--- BEGIN Data ---

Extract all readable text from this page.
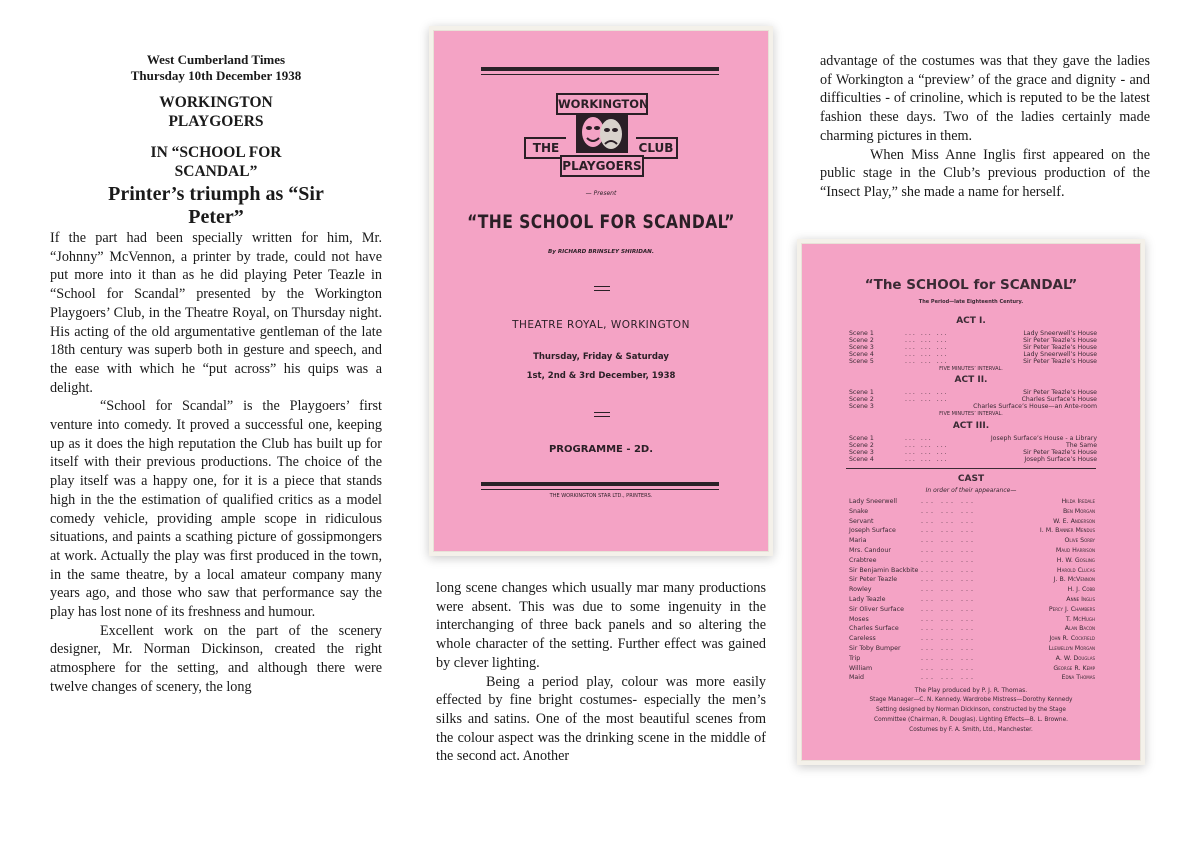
West Cumberland Times
Thursday 10th December 1938
WORKINGTON
PLAYGOERS
IN “SCHOOL FOR
SCANDAL”
Printer’s triumph as “Sir Peter”

If the part had been specially written for him, Mr. “Johnny” McVennon, a printer by trade, could not have put more into it than as he did playing Peter Teazle in “School for Scandal” presented by the Workington Playgoers’ Club, in the Theatre Royal, on Thursday night. His acting of the old argumentative gentleman of the late 18th century was superb both in gesture and speech, and the ease with which he “put across” his quips was a delight.

“School for Scandal” is the Playgoers’ first venture into comedy. It proved a successful one, keeping up as it does the high reputation the Club has built up for itself with their previous productions. The choice of the play itself was a happy one, for it is a piece that stands high in the the estimation of qualified critics as a model comedy vehicle, providing ample scope in ridiculous situations, and paints a scathing picture of gossipmongers at work. Actually the play was first produced in the town, in the same theatre, by a local amateur company many years ago, and those who saw that performance say the play has lost none of its freshness and humour.

Excellent work on the part of the scenery designer, Mr. Norman Dickinson, created the right atmosphere for the setting, and although there were twelve changes of scenery, the long

WORKINGTON
THE	CLUB
PLAYGOERS
— Present
“THE SCHOOL FOR SCANDAL”
By RICHARD BRINSLEY SHIRIDAN.
THEATRE ROYAL, WORKINGTON
Thursday, Friday & Saturday
1st, 2nd & 3rd December, 1938
PROGRAMME - 2D.
THE WORKINGTON STAR LTD., PRINTERS.

long scene changes which usually mar many productions were absent. This was due to some ingenuity in the interchanging of three back panels and so altering the whole character of the setting. Further effect was gained by clever lighting.

Being a period play, colour was more easily effected by fine bright costumes- especially the men’s silks and satins. One of the most beautiful scenes from the colour aspect was the drinking scene in the middle of the second act. Another

advantage of the costumes was that they gave the ladies of Workington a “preview’ of the grace and dignity - and difficulties - of crinoline, which is reputed to be the latest fashion these days. Two of the ladies certainly made charming pictures in them.

When Miss Anne Inglis first appeared on the public stage in the Club’s previous production of the “Insect Play,” she made a name for herself.

“The SCHOOL for SCANDAL”
The Period—late Eighteenth Century.
ACT I.
Scene 1	... ... ...	Lady Sneerwell’s House
Scene 2	... ... ...	Sir Peter Teazle’s House
Scene 3	... ... ...	Sir Peter Teazle’s House
Scene 4	... ... ...	Lady Sneerwell’s House
Scene 5	... ... ...	Sir Peter Teazle’s House
FIVE MINUTES’ INTERVAL.
ACT II.
Scene 1	... ... ...	Sir Peter Teazle’s House
Scene 2	... ... ...	Charles Surface’s House
Scene 3	Charles Surface’s House—an Ante-room
FIVE MINUTES’ INTERVAL.
ACT III.
Scene 1	... ...	Joseph Surface’s House - a Library
Scene 2	... ... ...	The Same
Scene 3	... ... ...	Sir Peter Teazle’s House
Scene 4	... ... ...	Joseph Surface’s House
CAST
In order of their appearance—
Lady Sneerwell	... ... ...	Hilda Iredale
Snake	... ... ...	Ben Morgan
Servant	... ... ...	W. E. Anderson
Joseph Surface	... ... ...	I. M. Banner Mendus
Maria	... ... ...	Olive Sorby
Mrs. Candour	... ... ...	Maud Harrison
Crabtree	... ... ...	H. W. Gosling
Sir Benjamin Backbite ... ... ...	Harold Clucas
Sir Peter Teazle	... ... ...	J. B. McVennon
Rowley	... ... ...	H. J. Cobb
Lady Teazle	... ... ...	Anne Inglis
Sir Oliver Surface	... ... ...	Percy J. Chambers
Moses	... ... ...	T. McHugh
Charles Surface	... ... ...	Alan Bacon
Careless	... ... ...	John R. Cockfield
Sir Toby Bumper	... ... ...	Llewellyn Morgan
Trip	... ... ...	A. W. Douglas
William	... ... ...	George R. Kemp
Maid	... ... ...	Edna Thomas
The Play produced by P. J. R. Thomas.
Stage Manager—C. N. Kennedy. Wardrobe Mistress—Dorothy Kennedy
Setting designed by Norman Dickinson, constructed by the Stage
Committee (Chairman, R. Douglas). Lighting Effects—B. L. Browne.
Costumes by F. A. Smith, Ltd., Manchester.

--- END Data ---

Work to be completed:
All of the lines above should be printed exactly, minus the pictures.

Output of the task:
Extract all readable text from this page.
West Cumberland Times
Thursday 10th December 1938
WORKINGTON
PLAYGOERS
IN “SCHOOL FOR
SCANDAL”
Printer’s triumph as “Sir Peter”

If the part had been specially written for him, Mr. “Johnny” McVennon, a printer by trade, could not have put more into it than as he did playing Peter Teazle in “School for Scandal” presented by the Workington Playgoers’ Club, in the Theatre Royal, on Thursday night. His acting of the old argumentative gentleman of the late 18th century was superb both in gesture and speech, and the ease with which he “put across” his quips was a delight.

“School for Scandal” is the Playgoers’ first venture into comedy. It proved a successful one, keeping up as it does the high reputation the Club has built up for itself with their previous productions. The choice of the play itself was a happy one, for it is a piece that stands high in the the estimation of qualified critics as a model comedy vehicle, providing ample scope in ridiculous situations, and paints a scathing picture of gossipmongers at work. Actually the play was first produced in the town, in the same theatre, by a local amateur company many years ago, and those who saw that performance say the play has lost none of its freshness and humour.

Excellent work on the part of the scenery designer, Mr. Norman Dickinson, created the right atmosphere for the setting, and although there were twelve changes of scenery, the long

WORKINGTON
THE	CLUB
PLAYGOERS
— Present
“THE SCHOOL FOR SCANDAL”
By RICHARD BRINSLEY SHIRIDAN.
THEATRE ROYAL, WORKINGTON
Thursday, Friday & Saturday
1st, 2nd & 3rd December, 1938
PROGRAMME - 2D.
THE WORKINGTON STAR LTD., PRINTERS.

long scene changes which usually mar many productions were absent. This was due to some ingenuity in the interchanging of three back panels and so altering the whole character of the setting. Further effect was gained by clever lighting.

Being a period play, colour was more easily effected by fine bright costumes- especially the men’s silks and satins. One of the most beautiful scenes from the colour aspect was the drinking scene in the middle of the second act. Another

advantage of the costumes was that they gave the ladies of Workington a “preview’ of the grace and dignity - and difficulties - of crinoline, which is reputed to be the latest fashion these days. Two of the ladies certainly made charming pictures in them.

When Miss Anne Inglis first appeared on the public stage in the Club’s previous production of the “Insect Play,” she made a name for herself.

“The SCHOOL for SCANDAL”
The Period—late Eighteenth Century.
ACT I.
Scene 1	... ... ...	Lady Sneerwell’s House
Scene 2	... ... ...	Sir Peter Teazle’s House
Scene 3	... ... ...	Sir Peter Teazle’s House
Scene 4	... ... ...	Lady Sneerwell’s House
Scene 5	... ... ...	Sir Peter Teazle’s House
FIVE MINUTES’ INTERVAL.
ACT II.
Scene 1	... ... ...	Sir Peter Teazle’s House
Scene 2	... ... ...	Charles Surface’s House
Scene 3	Charles Surface’s House—an Ante-room
FIVE MINUTES’ INTERVAL.
ACT III.
Scene 1	... ...	Joseph Surface’s House - a Library
Scene 2	... ... ...	The Same
Scene 3	... ... ...	Sir Peter Teazle’s House
Scene 4	... ... ...	Joseph Surface’s House
CAST
In order of their appearance—
Lady Sneerwell	... ... ...	Hilda Iredale
Snake	... ... ...	Ben Morgan
Servant	... ... ...	W. E. Anderson
Joseph Surface	... ... ...	I. M. Banner Mendus
Maria	... ... ...	Olive Sorby
Mrs. Candour	... ... ...	Maud Harrison
Crabtree	... ... ...	H. W. Gosling
Sir Benjamin Backbite ... ... ...	Harold Clucas
Sir Peter Teazle	... ... ...	J. B. McVennon
Rowley	... ... ...	H. J. Cobb
Lady Teazle	... ... ...	Anne Inglis
Sir Oliver Surface	... ... ...	Percy J. Chambers
Moses	... ... ...	T. McHugh
Charles Surface	... ... ...	Alan Bacon
Careless	... ... ...	John R. Cockfield
Sir Toby Bumper	... ... ...	Llewellyn Morgan
Trip	... ... ...	A. W. Douglas
William	... ... ...	George R. Kemp
Maid	... ... ...	Edna Thomas
The Play produced by P. J. R. Thomas.
Stage Manager—C. N. Kennedy. Wardrobe Mistress—Dorothy Kennedy
Setting designed by Norman Dickinson, constructed by the Stage
Committee (Chairman, R. Douglas). Lighting Effects—B. L. Browne.
Costumes by F. A. Smith, Ltd., Manchester.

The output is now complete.